--- Listed entries ---

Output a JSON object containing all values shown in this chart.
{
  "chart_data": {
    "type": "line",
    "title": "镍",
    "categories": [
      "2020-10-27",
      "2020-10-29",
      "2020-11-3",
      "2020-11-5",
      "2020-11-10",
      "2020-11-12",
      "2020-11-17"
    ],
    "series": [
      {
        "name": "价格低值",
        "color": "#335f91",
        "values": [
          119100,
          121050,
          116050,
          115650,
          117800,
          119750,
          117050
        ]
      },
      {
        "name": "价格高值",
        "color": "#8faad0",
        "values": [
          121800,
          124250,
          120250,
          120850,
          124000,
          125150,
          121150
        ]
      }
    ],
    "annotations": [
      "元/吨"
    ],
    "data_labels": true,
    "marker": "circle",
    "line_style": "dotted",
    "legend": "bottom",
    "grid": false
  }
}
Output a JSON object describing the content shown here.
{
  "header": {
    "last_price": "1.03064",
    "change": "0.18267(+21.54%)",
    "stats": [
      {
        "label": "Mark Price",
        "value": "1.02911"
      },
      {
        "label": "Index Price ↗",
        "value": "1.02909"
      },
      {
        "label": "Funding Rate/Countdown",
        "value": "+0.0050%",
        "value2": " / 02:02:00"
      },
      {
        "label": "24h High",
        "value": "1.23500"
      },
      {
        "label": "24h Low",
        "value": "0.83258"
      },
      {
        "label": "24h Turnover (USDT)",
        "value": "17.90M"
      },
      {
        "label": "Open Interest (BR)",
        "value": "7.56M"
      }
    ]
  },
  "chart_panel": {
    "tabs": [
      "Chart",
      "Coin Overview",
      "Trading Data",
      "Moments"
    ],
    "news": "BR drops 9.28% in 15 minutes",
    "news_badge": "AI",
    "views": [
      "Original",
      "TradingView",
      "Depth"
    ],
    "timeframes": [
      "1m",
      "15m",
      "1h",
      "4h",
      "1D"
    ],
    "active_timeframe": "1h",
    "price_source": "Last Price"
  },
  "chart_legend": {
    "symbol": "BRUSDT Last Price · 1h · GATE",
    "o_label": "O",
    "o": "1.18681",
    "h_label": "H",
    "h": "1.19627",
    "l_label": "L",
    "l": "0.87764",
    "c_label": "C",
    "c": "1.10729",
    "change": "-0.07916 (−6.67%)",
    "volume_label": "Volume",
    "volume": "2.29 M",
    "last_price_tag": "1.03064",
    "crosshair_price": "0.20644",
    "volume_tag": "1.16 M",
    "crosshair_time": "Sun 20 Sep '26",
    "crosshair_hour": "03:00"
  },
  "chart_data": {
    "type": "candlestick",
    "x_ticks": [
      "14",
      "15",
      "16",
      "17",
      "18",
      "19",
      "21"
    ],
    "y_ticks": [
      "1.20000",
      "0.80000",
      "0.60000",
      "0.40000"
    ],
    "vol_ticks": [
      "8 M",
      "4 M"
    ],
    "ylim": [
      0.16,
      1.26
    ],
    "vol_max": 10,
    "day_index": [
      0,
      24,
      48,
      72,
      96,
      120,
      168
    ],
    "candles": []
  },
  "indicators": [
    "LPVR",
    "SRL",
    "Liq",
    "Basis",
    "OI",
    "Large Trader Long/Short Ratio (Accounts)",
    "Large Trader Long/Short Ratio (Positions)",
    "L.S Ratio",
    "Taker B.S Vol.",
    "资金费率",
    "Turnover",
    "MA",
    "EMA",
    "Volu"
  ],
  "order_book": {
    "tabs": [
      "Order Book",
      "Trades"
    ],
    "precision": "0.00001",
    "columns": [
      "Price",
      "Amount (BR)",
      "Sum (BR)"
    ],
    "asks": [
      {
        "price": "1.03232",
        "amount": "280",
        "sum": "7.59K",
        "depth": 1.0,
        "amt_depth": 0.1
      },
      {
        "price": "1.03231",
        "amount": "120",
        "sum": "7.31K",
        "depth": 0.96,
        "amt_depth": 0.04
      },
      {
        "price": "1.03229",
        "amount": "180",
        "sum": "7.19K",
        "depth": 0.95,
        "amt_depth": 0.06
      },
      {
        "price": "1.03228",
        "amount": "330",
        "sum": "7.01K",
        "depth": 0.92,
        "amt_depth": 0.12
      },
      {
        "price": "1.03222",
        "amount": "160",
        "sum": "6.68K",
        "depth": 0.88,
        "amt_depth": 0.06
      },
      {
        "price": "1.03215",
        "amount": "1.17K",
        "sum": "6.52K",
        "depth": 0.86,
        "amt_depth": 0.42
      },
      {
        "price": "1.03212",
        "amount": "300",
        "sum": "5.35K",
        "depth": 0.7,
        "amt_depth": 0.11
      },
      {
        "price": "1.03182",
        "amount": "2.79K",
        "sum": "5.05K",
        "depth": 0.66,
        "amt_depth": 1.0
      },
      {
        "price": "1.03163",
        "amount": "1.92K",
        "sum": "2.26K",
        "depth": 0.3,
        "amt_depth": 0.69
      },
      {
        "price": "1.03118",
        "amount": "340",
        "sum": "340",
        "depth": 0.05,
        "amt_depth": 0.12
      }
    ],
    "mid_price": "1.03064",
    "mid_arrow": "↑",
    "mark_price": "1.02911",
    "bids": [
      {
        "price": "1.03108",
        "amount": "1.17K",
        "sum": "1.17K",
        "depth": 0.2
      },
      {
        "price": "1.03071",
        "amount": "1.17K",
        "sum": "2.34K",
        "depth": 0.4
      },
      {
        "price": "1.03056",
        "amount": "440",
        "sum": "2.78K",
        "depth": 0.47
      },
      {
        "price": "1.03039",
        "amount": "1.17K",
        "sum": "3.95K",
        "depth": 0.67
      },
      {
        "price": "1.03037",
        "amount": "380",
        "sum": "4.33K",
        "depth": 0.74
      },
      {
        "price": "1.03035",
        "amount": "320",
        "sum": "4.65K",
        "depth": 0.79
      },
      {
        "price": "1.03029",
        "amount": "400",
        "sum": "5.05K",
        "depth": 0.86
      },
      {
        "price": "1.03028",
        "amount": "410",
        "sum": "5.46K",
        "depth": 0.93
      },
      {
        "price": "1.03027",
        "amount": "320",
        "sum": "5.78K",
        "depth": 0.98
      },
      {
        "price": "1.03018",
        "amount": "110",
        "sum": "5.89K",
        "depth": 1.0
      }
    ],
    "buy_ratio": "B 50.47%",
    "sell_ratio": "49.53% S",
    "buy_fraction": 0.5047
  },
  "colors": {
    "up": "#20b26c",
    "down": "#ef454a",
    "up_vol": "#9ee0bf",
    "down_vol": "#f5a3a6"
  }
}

---

_Aim of the task_: Read through the entries and copy each line in which "Output" appears.

_Worked answer_:
Output a JSON object containing all values shown in this chart.
Output a JSON object describing the content shown here.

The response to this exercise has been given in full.